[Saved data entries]
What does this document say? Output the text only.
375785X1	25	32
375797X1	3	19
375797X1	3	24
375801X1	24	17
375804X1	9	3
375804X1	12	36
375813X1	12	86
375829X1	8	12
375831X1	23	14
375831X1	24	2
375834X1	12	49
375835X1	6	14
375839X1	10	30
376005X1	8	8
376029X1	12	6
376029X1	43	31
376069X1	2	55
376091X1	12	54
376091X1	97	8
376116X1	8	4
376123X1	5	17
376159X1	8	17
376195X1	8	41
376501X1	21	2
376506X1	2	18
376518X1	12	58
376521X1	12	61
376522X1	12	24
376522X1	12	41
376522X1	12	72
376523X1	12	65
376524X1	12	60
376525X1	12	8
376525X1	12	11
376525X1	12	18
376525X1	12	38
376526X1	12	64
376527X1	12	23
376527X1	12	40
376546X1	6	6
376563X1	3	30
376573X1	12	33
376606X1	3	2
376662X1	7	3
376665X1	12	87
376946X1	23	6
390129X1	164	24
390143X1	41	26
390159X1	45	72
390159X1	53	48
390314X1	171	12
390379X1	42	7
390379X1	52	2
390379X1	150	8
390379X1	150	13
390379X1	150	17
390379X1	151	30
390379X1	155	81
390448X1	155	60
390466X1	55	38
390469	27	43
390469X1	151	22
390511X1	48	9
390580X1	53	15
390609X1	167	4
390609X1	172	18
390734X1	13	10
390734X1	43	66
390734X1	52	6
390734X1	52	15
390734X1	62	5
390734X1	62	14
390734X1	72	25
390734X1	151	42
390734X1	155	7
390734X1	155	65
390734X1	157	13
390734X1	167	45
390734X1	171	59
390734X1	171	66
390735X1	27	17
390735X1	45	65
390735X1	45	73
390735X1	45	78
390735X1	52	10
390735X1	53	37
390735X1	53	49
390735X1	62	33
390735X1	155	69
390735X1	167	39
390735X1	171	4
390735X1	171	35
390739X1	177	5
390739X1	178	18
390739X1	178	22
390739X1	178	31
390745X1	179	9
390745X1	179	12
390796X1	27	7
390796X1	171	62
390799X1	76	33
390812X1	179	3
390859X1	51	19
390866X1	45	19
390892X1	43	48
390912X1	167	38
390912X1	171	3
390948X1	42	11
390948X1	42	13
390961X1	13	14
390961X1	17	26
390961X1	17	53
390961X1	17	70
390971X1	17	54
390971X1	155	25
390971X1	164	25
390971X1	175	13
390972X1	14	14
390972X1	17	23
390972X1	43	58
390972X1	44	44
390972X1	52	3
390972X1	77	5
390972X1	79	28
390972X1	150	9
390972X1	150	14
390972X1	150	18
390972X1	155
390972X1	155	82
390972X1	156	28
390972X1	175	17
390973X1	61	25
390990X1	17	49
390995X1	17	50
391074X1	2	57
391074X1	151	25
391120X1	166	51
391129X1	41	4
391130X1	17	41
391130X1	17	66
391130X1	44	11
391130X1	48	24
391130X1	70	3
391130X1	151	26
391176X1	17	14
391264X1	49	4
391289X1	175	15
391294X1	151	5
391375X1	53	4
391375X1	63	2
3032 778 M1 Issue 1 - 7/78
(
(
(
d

▶ _Directive_
Write each line above out exactly.

▶ _Exercise result_
What does this document say? Output the text only.
375785X1	25	32
375797X1	3	19
375797X1	3	24
375801X1	24	17
375804X1	9	3
375804X1	12	36
375813X1	12	86
375829X1	8	12
375831X1	23	14
375831X1	24	2
375834X1	12	49
375835X1	6	14
375839X1	10	30
376005X1	8	8
376029X1	12	6
376029X1	43	31
376069X1	2	55
376091X1	12	54
376091X1	97	8
376116X1	8	4
376123X1	5	17
376159X1	8	17
376195X1	8	41
376501X1	21	2
376506X1	2	18
376518X1	12	58
376521X1	12	61
376522X1	12	24
376522X1	12	41
376522X1	12	72
376523X1	12	65
376524X1	12	60
376525X1	12	8
376525X1	12	11
376525X1	12	18
376525X1	12	38
376526X1	12	64
376527X1	12	23
376527X1	12	40
376546X1	6	6
376563X1	3	30
376573X1	12	33
376606X1	3	2
376662X1	7	3
376665X1	12	87
376946X1	23	6
390129X1	164	24
390143X1	41	26
390159X1	45	72
390159X1	53	48
390314X1	171	12
390379X1	42	7
390379X1	52	2
390379X1	150	8
390379X1	150	13
390379X1	150	17
390379X1	151	30
390379X1	155	81
390448X1	155	60
390466X1	55	38
390469	27	43
390469X1	151	22
390511X1	48	9
390580X1	53	15
390609X1	167	4
390609X1	172	18
390734X1	13	10
390734X1	43	66
390734X1	52	6
390734X1	52	15
390734X1	62	5
390734X1	62	14
390734X1	72	25
390734X1	151	42
390734X1	155	7
390734X1	155	65
390734X1	157	13
390734X1	167	45
390734X1	171	59
390734X1	171	66
390735X1	27	17
390735X1	45	65
390735X1	45	73
390735X1	45	78
390735X1	52	10
390735X1	53	37
390735X1	53	49
390735X1	62	33
390735X1	155	69
390735X1	167	39
390735X1	171	4
390735X1	171	35
390739X1	177	5
390739X1	178	18
390739X1	178	22
390739X1	178	31
390745X1	179	9
390745X1	179	12
390796X1	27	7
390796X1	171	62
390799X1	76	33
390812X1	179	3
390859X1	51	19
390866X1	45	19
390892X1	43	48
390912X1	167	38
390912X1	171	3
390948X1	42	11
390948X1	42	13
390961X1	13	14
390961X1	17	26
390961X1	17	53
390961X1	17	70
390971X1	17	54
390971X1	155	25
390971X1	164	25
390971X1	175	13
390972X1	14	14
390972X1	17	23
390972X1	43	58
390972X1	44	44
390972X1	52	3
390972X1	77	5
390972X1	79	28
390972X1	150	9
390972X1	150	14
390972X1	150	18
390972X1	155
390972X1	155	82
390972X1	156	28
390972X1	175	17
390973X1	61	25
390990X1	17	49
390995X1	17	50
391074X1	2	57
391074X1	151	25
391120X1	166	51
391129X1	41	4
391130X1	17	41
391130X1	17	66
391130X1	44	11
391130X1	48	24
391130X1	70	3
391130X1	151	26
391176X1	17	14
391264X1	49	4
391289X1	175	15
391294X1	151	5
391375X1	53	4
391375X1	63	2
3032 778 M1 Issue 1 - 7/78
(
(
(
d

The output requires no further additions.